* **Records for this exercise**
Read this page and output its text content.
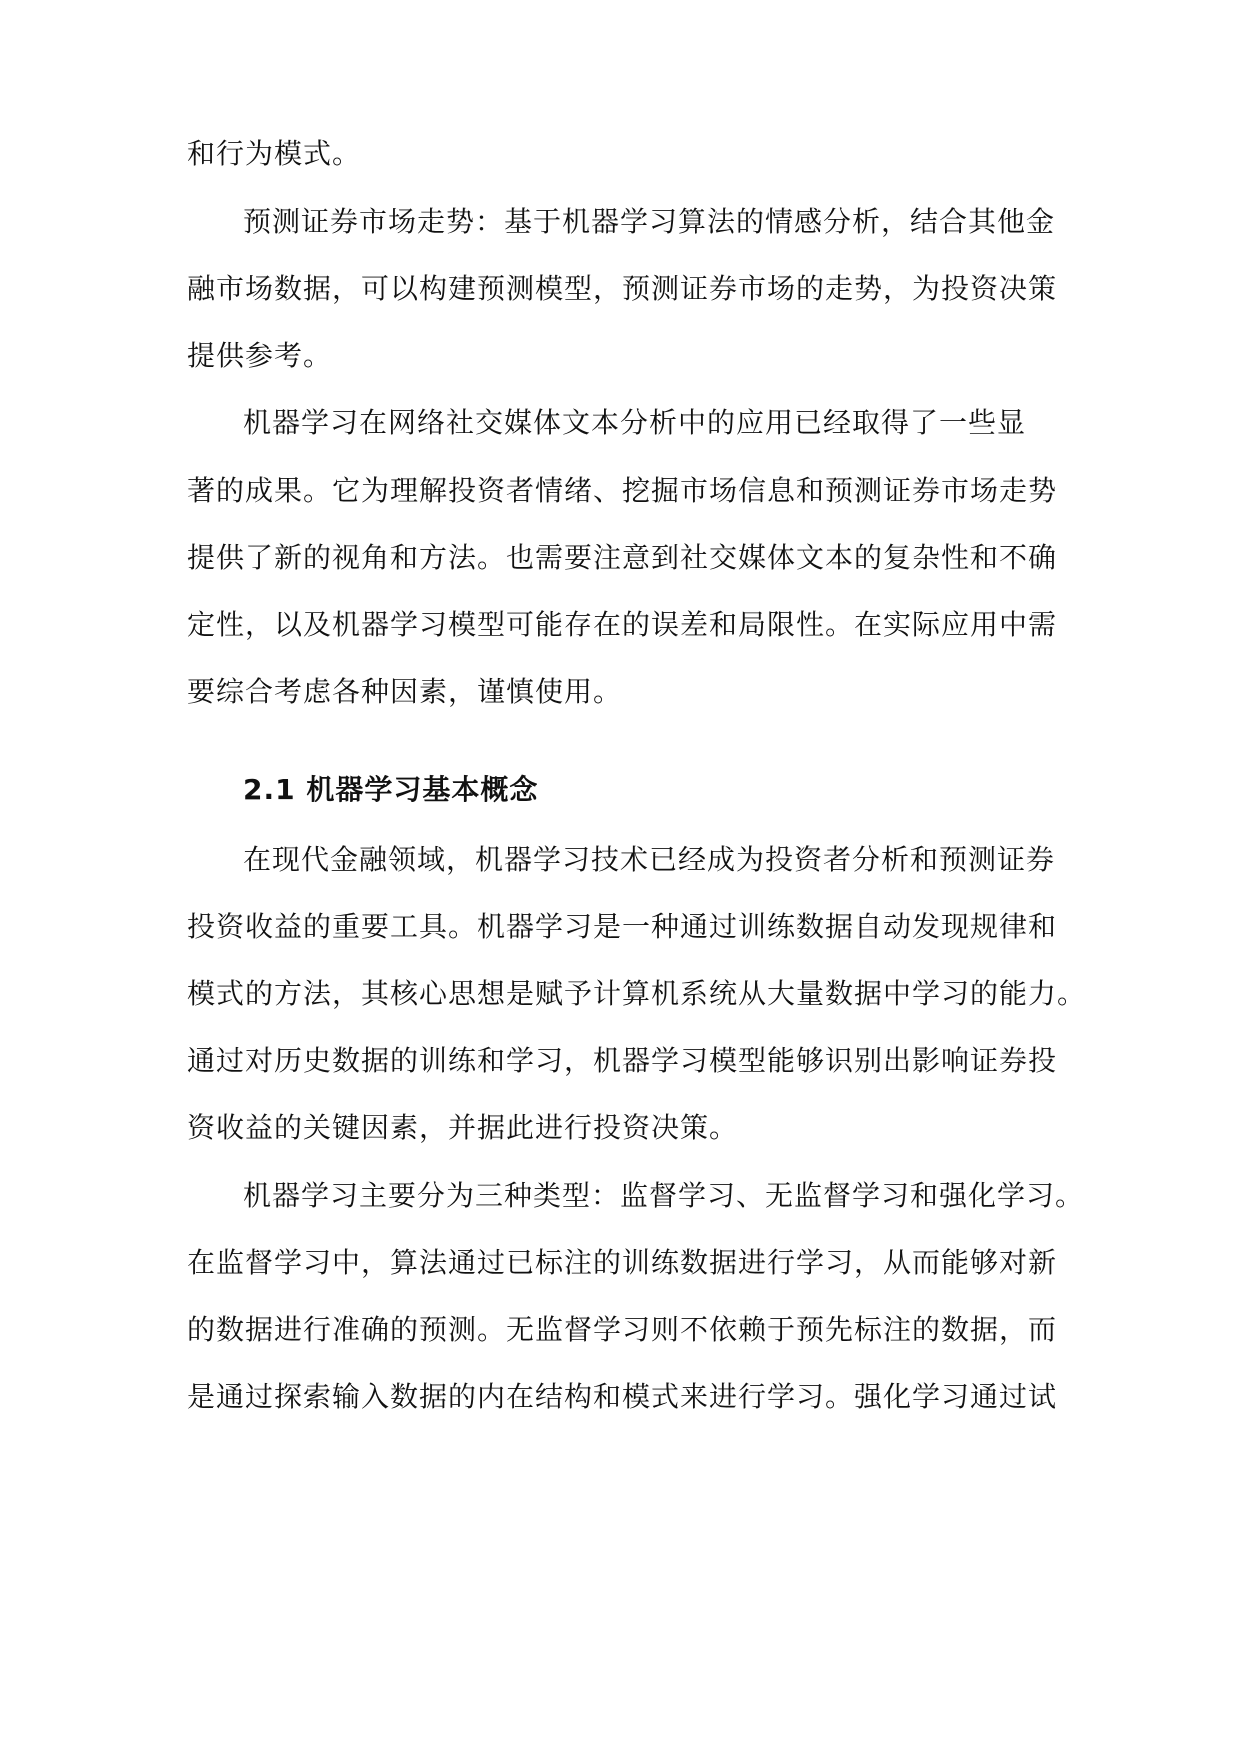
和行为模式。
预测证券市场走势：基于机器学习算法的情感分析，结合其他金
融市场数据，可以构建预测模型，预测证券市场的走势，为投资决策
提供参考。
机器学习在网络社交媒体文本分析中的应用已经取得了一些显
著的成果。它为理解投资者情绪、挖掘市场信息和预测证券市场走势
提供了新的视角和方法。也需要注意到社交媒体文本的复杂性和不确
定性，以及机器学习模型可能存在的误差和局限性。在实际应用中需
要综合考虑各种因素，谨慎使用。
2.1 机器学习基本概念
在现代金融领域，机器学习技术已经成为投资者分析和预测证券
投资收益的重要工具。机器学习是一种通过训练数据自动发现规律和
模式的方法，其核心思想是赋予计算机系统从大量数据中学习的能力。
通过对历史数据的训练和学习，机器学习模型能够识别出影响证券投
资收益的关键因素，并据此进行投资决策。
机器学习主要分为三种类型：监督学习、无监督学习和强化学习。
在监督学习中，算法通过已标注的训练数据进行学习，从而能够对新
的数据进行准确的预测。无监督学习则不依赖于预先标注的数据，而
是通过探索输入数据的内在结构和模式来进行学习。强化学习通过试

* **Stated task**
The records above are to be restated exactly, without their pictures.

* **Solution below**
Read this page and output its text content.
和行为模式。
预测证券市场走势：基于机器学习算法的情感分析，结合其他金
融市场数据，可以构建预测模型，预测证券市场的走势，为投资决策
提供参考。
机器学习在网络社交媒体文本分析中的应用已经取得了一些显
著的成果。它为理解投资者情绪、挖掘市场信息和预测证券市场走势
提供了新的视角和方法。也需要注意到社交媒体文本的复杂性和不确
定性，以及机器学习模型可能存在的误差和局限性。在实际应用中需
要综合考虑各种因素，谨慎使用。
2.1 机器学习基本概念
在现代金融领域，机器学习技术已经成为投资者分析和预测证券
投资收益的重要工具。机器学习是一种通过训练数据自动发现规律和
模式的方法，其核心思想是赋予计算机系统从大量数据中学习的能力。
通过对历史数据的训练和学习，机器学习模型能够识别出影响证券投
资收益的关键因素，并据此进行投资决策。
机器学习主要分为三种类型：监督学习、无监督学习和强化学习。
在监督学习中，算法通过已标注的训练数据进行学习，从而能够对新
的数据进行准确的预测。无监督学习则不依赖于预先标注的数据，而
是通过探索输入数据的内在结构和模式来进行学习。强化学习通过试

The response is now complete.